GOAL OF THE EXERCISE
Write every record out again exactly, and keep images out of it.

DATA PROVIDED
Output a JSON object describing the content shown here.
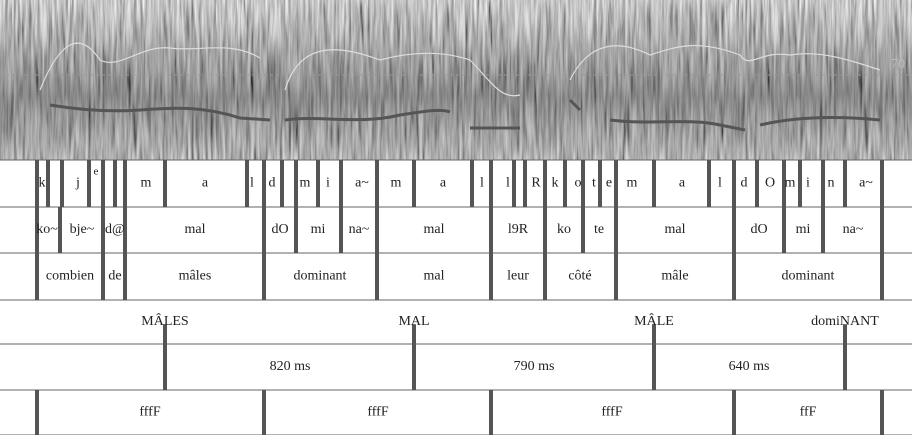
{
  "spectrogram": {
    "scale_label": "70"
  },
  "tiers": [
    {
      "labels": [
        "k",
        "j",
        "e",
        "m",
        "a",
        "l",
        "d",
        "m",
        "i",
        "a~",
        "m",
        "a",
        "l",
        "l",
        "R",
        "k",
        "o",
        "t",
        "e",
        "m",
        "a",
        "l",
        "d",
        "O",
        "m",
        "i",
        "n",
        "a~"
      ]
    },
    {
      "labels": [
        "ko~",
        "bje~",
        "d@",
        "mal",
        "dO",
        "mi",
        "na~",
        "mal",
        "l9R",
        "ko",
        "te",
        "mal",
        "dO",
        "mi",
        "na~"
      ]
    },
    {
      "labels": [
        "combien",
        "de",
        "mâles",
        "dominant",
        "mal",
        "leur",
        "côté",
        "mâle",
        "dominant"
      ]
    },
    {
      "labels": [
        "MÂLES",
        "MAL",
        "MÂLE",
        "domiNANT"
      ]
    },
    {
      "labels": [
        "820 ms",
        "790 ms",
        "640 ms"
      ]
    },
    {
      "labels": [
        "fffF",
        "fffF",
        "fffF",
        "ffF"
      ]
    }
  ]
}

SOLUTION TO THIS EXERCISE
Output a JSON object describing the content shown here.
{
  "spectrogram": {
    "scale_label": "70"
  },
  "tiers": [
    {
      "labels": [
        "k",
        "j",
        "e",
        "m",
        "a",
        "l",
        "d",
        "m",
        "i",
        "a~",
        "m",
        "a",
        "l",
        "l",
        "R",
        "k",
        "o",
        "t",
        "e",
        "m",
        "a",
        "l",
        "d",
        "O",
        "m",
        "i",
        "n",
        "a~"
      ]
    },
    {
      "labels": [
        "ko~",
        "bje~",
        "d@",
        "mal",
        "dO",
        "mi",
        "na~",
        "mal",
        "l9R",
        "ko",
        "te",
        "mal",
        "dO",
        "mi",
        "na~"
      ]
    },
    {
      "labels": [
        "combien",
        "de",
        "mâles",
        "dominant",
        "mal",
        "leur",
        "côté",
        "mâle",
        "dominant"
      ]
    },
    {
      "labels": [
        "MÂLES",
        "MAL",
        "MÂLE",
        "domiNANT"
      ]
    },
    {
      "labels": [
        "820 ms",
        "790 ms",
        "640 ms"
      ]
    },
    {
      "labels": [
        "fffF",
        "fffF",
        "fffF",
        "ffF"
      ]
    }
  ]
}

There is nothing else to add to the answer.